* _TASKS FOR THIS EXERCISE_
a) In the piece on iPhone demand, what share of survey respondents named price as a barrier to buying an iPhone?
b) Extend the piece on iPhone demand, picking up right after its last sentence.

PAGE EXTRACT Start Marker

How will Apple’s (AAPL) iPhone fare in a crappy consumer economy? It’s still the best phone on the market, but its high pricing — $199, and a minimum $70/month for service — could limit demand.
That’s the gist of Morgan Stanley analyst Kathryn Huberty’s newest report, published today. Key points:
- “Extreme” iPhone interest is down. Some 5% of 2,500 U.S. consumer survey respondents indicated “extreme” interest in buying an iPhone, down from 7% in Feb. 2007. This despite a $400 total drop in the price of a 8 GB iPhone since then, including a $200 drop this past summer.
- The iPhone is still too expensive. Some 46% of respondents said price was a barrier to buying the iPhone, versus 31% for “carrier-related concerns” — the iPhone is restricted to AT&T (T) in the U.S. — and 11% for “design/feature concerns.” (Huberty notes that just 15% of survey respondents thoughts Macs were too expensive.)
- Slower sales momentum in Fall than Summer. Half as many purchases in September and October than July and August.
- As a result, she’s cutting her calendar 2009 iPhone shipments to 14 million from 19 million.

PAGE EXTRACT End Marker
DATASET EXCERPTS Start Marker

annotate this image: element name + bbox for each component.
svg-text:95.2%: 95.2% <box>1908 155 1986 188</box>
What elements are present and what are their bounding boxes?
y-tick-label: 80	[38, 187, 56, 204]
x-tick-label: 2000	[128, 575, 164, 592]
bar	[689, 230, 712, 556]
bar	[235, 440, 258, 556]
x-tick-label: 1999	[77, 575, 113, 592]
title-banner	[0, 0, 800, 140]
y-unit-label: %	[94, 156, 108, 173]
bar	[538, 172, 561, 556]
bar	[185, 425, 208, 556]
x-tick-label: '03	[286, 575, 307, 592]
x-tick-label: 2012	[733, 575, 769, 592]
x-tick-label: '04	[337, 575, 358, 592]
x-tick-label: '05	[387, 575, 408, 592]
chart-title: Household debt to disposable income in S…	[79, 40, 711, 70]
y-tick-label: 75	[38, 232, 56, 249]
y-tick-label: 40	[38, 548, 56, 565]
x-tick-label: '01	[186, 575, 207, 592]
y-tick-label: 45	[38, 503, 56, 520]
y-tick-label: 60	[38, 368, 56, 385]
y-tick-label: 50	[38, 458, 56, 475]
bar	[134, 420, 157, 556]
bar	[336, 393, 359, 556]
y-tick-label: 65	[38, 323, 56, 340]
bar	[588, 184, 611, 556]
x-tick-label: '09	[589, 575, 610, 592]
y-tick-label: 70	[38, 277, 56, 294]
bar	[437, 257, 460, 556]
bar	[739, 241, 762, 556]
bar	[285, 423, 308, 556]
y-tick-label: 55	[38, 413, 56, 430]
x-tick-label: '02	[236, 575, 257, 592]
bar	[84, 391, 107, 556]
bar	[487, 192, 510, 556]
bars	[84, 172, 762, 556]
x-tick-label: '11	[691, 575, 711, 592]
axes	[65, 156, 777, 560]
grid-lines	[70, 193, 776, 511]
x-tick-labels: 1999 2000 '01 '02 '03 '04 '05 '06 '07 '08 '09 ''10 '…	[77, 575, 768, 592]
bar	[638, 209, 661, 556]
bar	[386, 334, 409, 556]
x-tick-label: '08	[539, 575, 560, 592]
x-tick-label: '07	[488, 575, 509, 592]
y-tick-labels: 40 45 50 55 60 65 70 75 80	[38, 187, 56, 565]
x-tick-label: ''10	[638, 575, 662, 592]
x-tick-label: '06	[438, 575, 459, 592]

DATASET EXCERPTS End Marker

* _ACTIVITY ANSWERS_
a) 46%

b)
If Apple cut the iPhone’s price by $100, as we’ve suggested they should, Huberty thinks sales could more than double. If AT&T also cuts iPhone subscription pricing by $10 per month — unlikely, but plausible — demand could almost triple to 39 million units next year, Huberty thinks. This makes sense to us.
But that would kill Apple’s margins, right? Not necessarily. Even if Apple shoulders a $200 drop in average sales price — from $600 to $400 — the company only needs to reduce its cost of goods sold by 17% to keep the same margins. Huberty points out that flash memory costs, component costs, and warranty and shipping efficiencies are all targets to squeeze out that 17%.
Piper Jaffray analyst Gene Munster recently reached a similar conclusion: He said last month that Apple could cut the iPhone’s price by $150 in six months and maintain its same margins.